╭─ Texte du document
Samedi 9 février 1980

 

Très chers frères et sœurs,

« À vous grâce et paix de la part de Dieu et du Seigneur Jésus-Christ. » (2 Th 1, 2.)

1. Je suis vraiment heureux de pouvoir rencontrer aujourd’hui les supérieurs, les professeurs, les élèves et leurs familles des deux plus prestigieux collèges catholiques de Rome : l’Institut « Massimo » des Pères jésuites qui a célébré le premier centenaire de sa fondation, et l’Institut « Santa Maria » des religieux marianistes qui fête sa quatre-vingt-dixième année.

Ces deux dates synthétisent deux histoires vécues dans l’engagement, l’enthousiasme, le dévouement, le sacrifice.

Le collège « Massimo », commencé le 9 novembre 1879 sous la direction d’un Comité formé de l’archéologue Mgr Pietro Crostarosa ; du curé de Sainte-Marie-Majeure, Don Cesare Boccanera, et du Père jésuite Massimiliano Massimo, entendait faire revivre les traditions culturelles du célèbre « Collegio Romano ». Mais on peut affirmer que le collège « Massimo » était aussi en continuation et en harmonie idéale avec la grande idée de saint Ignace de Loyola qui, dans une période où il semblait qu’il y avait une incompatibilité irréductible entre la culture humaniste et le message chrétien, rêvait d’un grand collège qui, à Rome, centre du christianisme, pourrait servir de modèle pour tant d’autres dispersés à travers le monde. En 1551, aux pieds du Campidoglio, sur la porte d’une modeste habitation, il avait écrit : « École de grammaire, d’humanités et de doctrine chrétienne ».

Durant ces cent ans de vie, le collège « Massimo » a suivi ce programme humaniste et chrétien de saint Ignace et il s’est beaucoup développé et étendu : les vingt-cinq élèves de 1879 sont parvenus au millier dans l’ancien siège des Thermes et ils ont dépassé les 1600 dans le nouveau complexe de l’EUR.

L’histoire des quatre-vingt-dix ans de l’Institut « Santa Maria » tenu par les fils du Serviteur de Dieu, Joseph Chaminade, qui ont voulu apporter à Rome leur expérience de l’éducation qu’ils avaient acquise au « Collège Stanislas » à Paris et dans d’autres œuvres scolaires en Europe et en Amérique du Nord, n’est pas moins glorieuse : les quarante élèves et les neuf religieux de 1889 sont parvenus à 1260 élèves, 36 religieux et 44 professeurs extérieurs en cette période.
╰─
╭─ Lignes fournies
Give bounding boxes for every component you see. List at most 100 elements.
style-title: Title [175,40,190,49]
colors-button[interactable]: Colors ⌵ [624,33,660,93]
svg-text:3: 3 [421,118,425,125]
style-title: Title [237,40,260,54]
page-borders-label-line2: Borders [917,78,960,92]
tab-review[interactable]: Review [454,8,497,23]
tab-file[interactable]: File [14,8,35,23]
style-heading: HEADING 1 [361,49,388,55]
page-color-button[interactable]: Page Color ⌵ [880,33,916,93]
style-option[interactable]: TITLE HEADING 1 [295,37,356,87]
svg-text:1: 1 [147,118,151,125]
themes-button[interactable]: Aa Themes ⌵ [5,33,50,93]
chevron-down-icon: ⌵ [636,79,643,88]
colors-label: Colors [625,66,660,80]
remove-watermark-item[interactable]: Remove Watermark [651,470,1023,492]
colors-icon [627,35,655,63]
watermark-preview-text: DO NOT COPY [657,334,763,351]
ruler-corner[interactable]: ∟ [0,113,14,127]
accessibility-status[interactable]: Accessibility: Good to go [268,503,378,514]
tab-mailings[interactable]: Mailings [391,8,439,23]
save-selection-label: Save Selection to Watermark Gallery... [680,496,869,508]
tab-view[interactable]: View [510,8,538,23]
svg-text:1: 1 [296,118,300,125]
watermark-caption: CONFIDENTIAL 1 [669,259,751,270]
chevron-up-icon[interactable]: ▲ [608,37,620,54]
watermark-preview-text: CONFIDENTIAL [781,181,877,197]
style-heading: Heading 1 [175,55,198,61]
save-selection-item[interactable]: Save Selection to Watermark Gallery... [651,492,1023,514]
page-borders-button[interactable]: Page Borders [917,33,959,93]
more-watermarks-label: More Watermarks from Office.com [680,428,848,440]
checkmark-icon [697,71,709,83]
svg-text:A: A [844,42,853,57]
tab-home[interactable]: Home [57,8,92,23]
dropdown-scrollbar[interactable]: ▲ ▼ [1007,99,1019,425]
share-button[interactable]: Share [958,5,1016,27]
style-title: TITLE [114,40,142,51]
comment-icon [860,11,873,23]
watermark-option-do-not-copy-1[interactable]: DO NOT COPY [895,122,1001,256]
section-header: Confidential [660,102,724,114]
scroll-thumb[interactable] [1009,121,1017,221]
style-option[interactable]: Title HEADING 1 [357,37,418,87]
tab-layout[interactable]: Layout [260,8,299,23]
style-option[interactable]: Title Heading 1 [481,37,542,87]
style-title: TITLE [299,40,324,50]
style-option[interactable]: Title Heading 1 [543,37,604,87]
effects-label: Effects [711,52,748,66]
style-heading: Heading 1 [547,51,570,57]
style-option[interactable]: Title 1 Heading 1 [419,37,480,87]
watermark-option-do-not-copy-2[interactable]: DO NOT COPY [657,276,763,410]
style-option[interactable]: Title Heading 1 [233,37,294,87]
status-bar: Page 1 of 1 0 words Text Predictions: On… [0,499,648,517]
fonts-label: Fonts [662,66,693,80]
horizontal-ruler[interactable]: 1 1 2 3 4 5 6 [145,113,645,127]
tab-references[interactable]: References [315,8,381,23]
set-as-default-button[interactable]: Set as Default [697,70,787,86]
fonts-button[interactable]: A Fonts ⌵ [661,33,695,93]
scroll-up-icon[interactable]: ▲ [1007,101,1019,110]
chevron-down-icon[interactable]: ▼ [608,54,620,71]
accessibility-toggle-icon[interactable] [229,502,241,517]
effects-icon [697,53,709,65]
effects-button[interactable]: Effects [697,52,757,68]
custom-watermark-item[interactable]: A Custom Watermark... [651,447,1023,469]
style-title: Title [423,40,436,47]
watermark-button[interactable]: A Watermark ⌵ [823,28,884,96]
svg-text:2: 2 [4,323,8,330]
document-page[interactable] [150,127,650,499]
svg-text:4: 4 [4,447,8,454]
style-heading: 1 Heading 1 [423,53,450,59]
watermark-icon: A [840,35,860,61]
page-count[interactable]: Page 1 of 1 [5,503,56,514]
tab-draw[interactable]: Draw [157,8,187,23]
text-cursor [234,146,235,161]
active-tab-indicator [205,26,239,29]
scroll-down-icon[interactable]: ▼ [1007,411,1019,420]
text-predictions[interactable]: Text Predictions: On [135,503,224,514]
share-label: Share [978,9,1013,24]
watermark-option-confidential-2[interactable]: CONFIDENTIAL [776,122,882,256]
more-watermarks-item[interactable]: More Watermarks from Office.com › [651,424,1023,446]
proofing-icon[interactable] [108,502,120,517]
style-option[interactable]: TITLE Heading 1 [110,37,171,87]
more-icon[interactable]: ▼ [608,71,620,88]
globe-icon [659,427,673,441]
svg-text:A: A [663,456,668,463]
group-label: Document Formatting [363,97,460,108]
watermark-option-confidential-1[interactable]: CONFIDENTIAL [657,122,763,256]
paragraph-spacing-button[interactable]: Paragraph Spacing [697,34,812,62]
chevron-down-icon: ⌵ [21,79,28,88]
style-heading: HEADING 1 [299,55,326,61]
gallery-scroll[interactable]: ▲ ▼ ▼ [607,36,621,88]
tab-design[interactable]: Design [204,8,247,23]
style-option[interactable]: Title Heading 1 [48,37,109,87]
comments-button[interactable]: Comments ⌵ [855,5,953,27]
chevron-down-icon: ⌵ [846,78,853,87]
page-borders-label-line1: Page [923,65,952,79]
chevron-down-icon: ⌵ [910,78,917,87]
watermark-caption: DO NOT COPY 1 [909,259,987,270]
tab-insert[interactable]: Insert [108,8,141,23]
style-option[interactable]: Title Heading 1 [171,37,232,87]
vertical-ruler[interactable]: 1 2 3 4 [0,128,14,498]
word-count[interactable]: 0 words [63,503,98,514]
╰─
** Exercices **
1. Modifiez les lignes fournies, de la première jusqu'à celle qui contient « ruler-corner[interactable]: ∟ [0,113,14,127] » incluse, en remplaçant « DO NOT COPY » par « DRAFT ». Ne changez rien d'autre.
2. Poursuivez le discours sur les collèges « Massimo » et « Santa Maria » à partir de l'endroit où il s'arrête.
Le texte et les lignes fournies n'ont aucun rapport entre eux.

** Réponses attendues **
1.
Give bounding boxes for every component you see. List at most 100 elements.
style-title: Title [175,40,190,49]
colors-button[interactable]: Colors ⌵ [624,33,660,93]
svg-text:3: 3 [421,118,425,125]
style-title: Title [237,40,260,54]
page-borders-label-line2: Borders [917,78,960,92]
tab-review[interactable]: Review [454,8,497,23]
tab-file[interactable]: File [14,8,35,23]
style-heading: HEADING 1 [361,49,388,55]
page-color-button[interactable]: Page Color ⌵ [880,33,916,93]
style-option[interactable]: TITLE HEADING 1 [295,37,356,87]
svg-text:1: 1 [147,118,151,125]
themes-button[interactable]: Aa Themes ⌵ [5,33,50,93]
chevron-down-icon: ⌵ [636,79,643,88]
colors-label: Colors [625,66,660,80]
remove-watermark-item[interactable]: Remove Watermark [651,470,1023,492]
colors-icon [627,35,655,63]
watermark-preview-text: DRAFT [657,334,763,351]
ruler-corner[interactable]: ∟ [0,113,14,127]

2.
Nous ne pouvons pas oublier le « Centre universitaire marianiste » qui reçoit bien 106 universitaires actuellement.

2. Ces chiffres, très chers frères et sœurs, sont éloquents et représentent un témoignage efficace et concret du dynamisme et de la vitalité de vos instituts et de cette école qui se définit comme « catholique ». En effet, derrière ces chiffres, il y a tout l’inlassable travail culturel, éducatif et formateur que vous avez accompli durant ce long laps de temps, jour après jour, heure par heure, au contact continuel avec les enfants et les jeunes, avec lesquels vous avez accompli ensemble un chemin non seulement sur les routes des sciences humaines, de l’histoire, de la philosophie, de la littérature, mais aussi et surtout, en raison de la qualification spécifique de vos institutions et de votre idéal, un chemin sur les routes de la foi chrétienne.

Qui pourra aujourd’hui évaluer le bien, manifeste ou caché, que tant de vos élèves — dont certains ont déjà disparu de la scène du monde tandis que d’autres sont désormais des hommes mûrs — ont reçu et ont ensuite su, à leur tour transmettre à leurs amis à leurs familles, à leurs enfants, à la société civile ? Combien de pères de famille exemplaires, combien de personnes qui exercent une profession libérale et qui sont compétentes et appréciées, sont encore profondément en lien avec vous et vous sont profondément reconnaissants, ainsi qu’à vos instituts où leur personnalité a été modelée dans la sérénité et le sérieux pour pouvoir affronter les responsabilités complexes de la vie ? Combien de prêtres et de religieux ont découvert, approfondi, mûri leur vocation sacerdotale et religieuse, aidés et soutenus par l’exemplaire vie sacerdotale et religieuse de leurs professeurs ?

Quelquefois, malheureusement, lorsqu’on parle d’école « catholique », on la considère seulement en concurrence ou, tout bonnement, en opposition avec d’autres écoles, en particulier les écoles publiques. Mais il n’en est pas ainsi. L’école catholique a entendu et entend former des chrétiens qui soient aussi des citoyens exemplaires, capables de donner toute leur intelligence, leur sérieux et leurs compétences pour la construction, droite et ordonnée, de la communauté civile.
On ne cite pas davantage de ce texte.